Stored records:

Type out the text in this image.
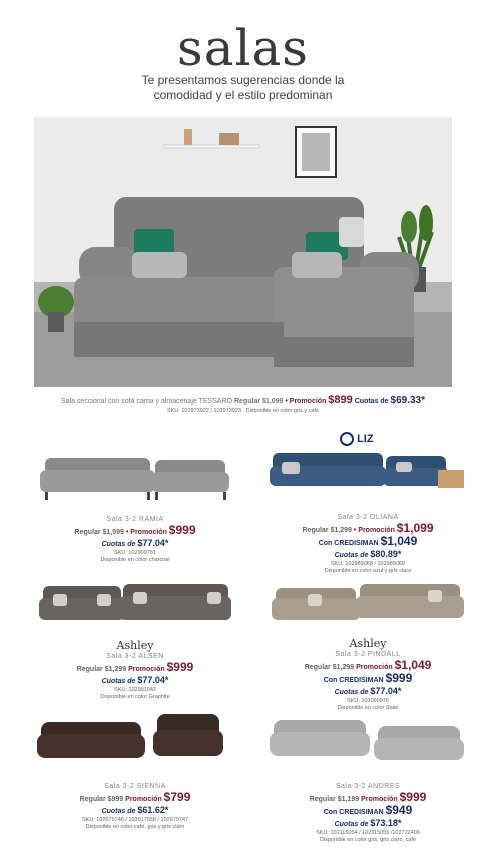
salas
Te presentamos sugerencias donde la
comodidad y el estilo predominan
Sala seccional con sofá cama y almacenaje TESSARO Regular $1,099 • Promoción $899 Cuotas de $69.33*
SKU: 101973922 / 101973923 Disponible en color gris y café
LIZ
Sala 3-2 RAMIA
Regular $1,599 • Promoción $999
Cuotas de $77.04*
SKU: 102909761
Disponible en color charcoal
Sala 3-2 OLIANA
Regular $1,299 • Promoción $1,099
Con CREDISIMAN $1,049
Cuotas de $80.89*
SKU: 102989068 / 102989069
Disponible en color azul y gris claro
Ashley
Sala 3-2 ALSEN
Regular $1,299 Promoción $999
Cuotas de $77.04*
SKU: 102991042
Disponible en color Graphite
Ashley
Sala 3-2 PINDALL
Regular $1,299 Promoción $1,049
Con CREDISIMAN $999
Cuotas de $77.04*
SKU: 103090976
Disponible en color Slate
Sala 3-2 SIENNA
Regular $999 Promoción $799
Cuotas de $61.62*
SKU: 102679748 / 103017958 / 102679747
Disponible en color café, gris y gris claro
Sala 3-2 ANDRES
Regular $1,199 Promoción $999
Con CREDISIMAN $949
Cuotas de $73.18*
SKU: 102115054 / 102115055 /102722406
Disponible en color gris, gris claro, café
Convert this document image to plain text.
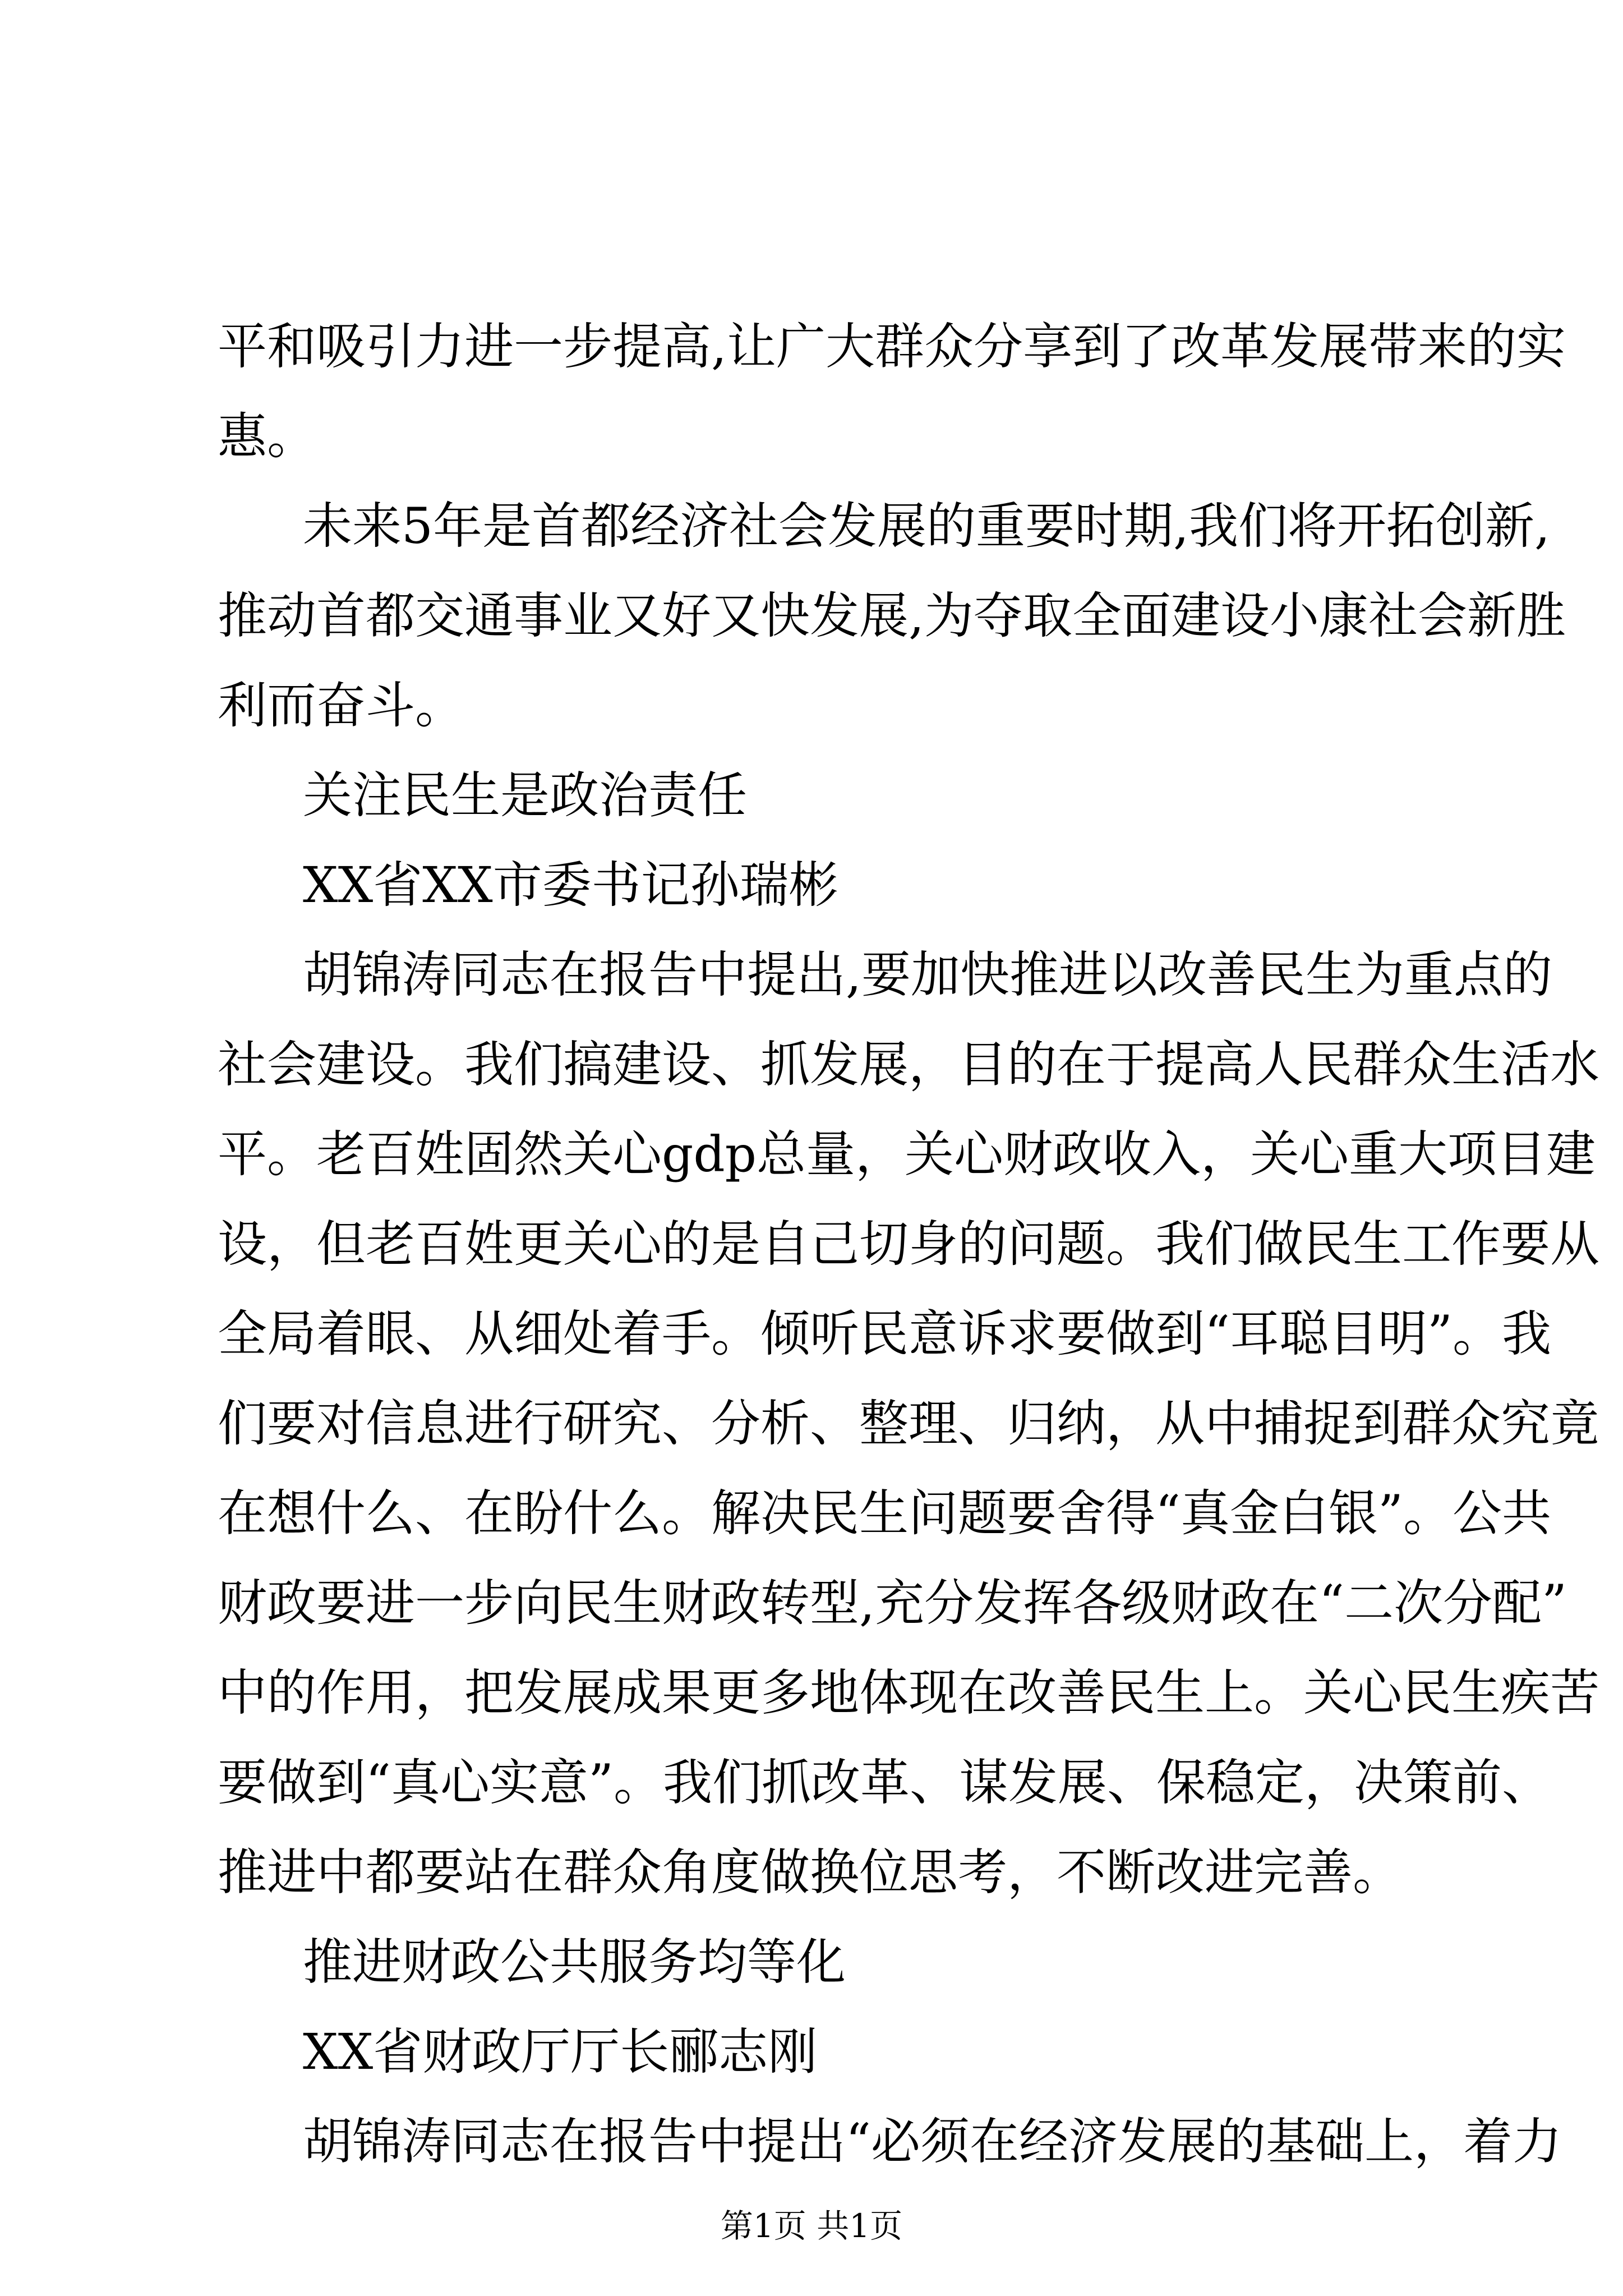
平和吸引力进一步提高,让广大群众分享到了改革发展带来的实
惠。
未来5年是首都经济社会发展的重要时期,我们将开拓创新,
推动首都交通事业又好又快发展,为夺取全面建设小康社会新胜
利而奋斗。
关注民生是政治责任
XX省XX市委书记孙瑞彬
胡锦涛同志在报告中提出,要加快推进以改善民生为重点的
社会建设。我们搞建设、抓发展，目的在于提高人民群众生活水
平。老百姓固然关心gdp总量，关心财政收入，关心重大项目建
设，但老百姓更关心的是自己切身的问题。我们做民生工作要从
全局着眼、从细处着手。倾听民意诉求要做到“耳聪目明”。我
们要对信息进行研究、分析、整理、归纳，从中捕捉到群众究竟
在想什么、在盼什么。解决民生问题要舍得“真金白银”。公共
财政要进一步向民生财政转型,充分发挥各级财政在“二次分配”
中的作用，把发展成果更多地体现在改善民生上。关心民生疾苦
要做到“真心实意”。我们抓改革、谋发展、保稳定，决策前、
推进中都要站在群众角度做换位思考，不断改进完善。
推进财政公共服务均等化
XX省财政厅厅长郦志刚
胡锦涛同志在报告中提出“必须在经济发展的基础上，着力
第1页 共1页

GIVEN EXERCISE | Your answer should be one number: the count of lines in the data above that include the word "Disponible".

FINISHED TASK | 7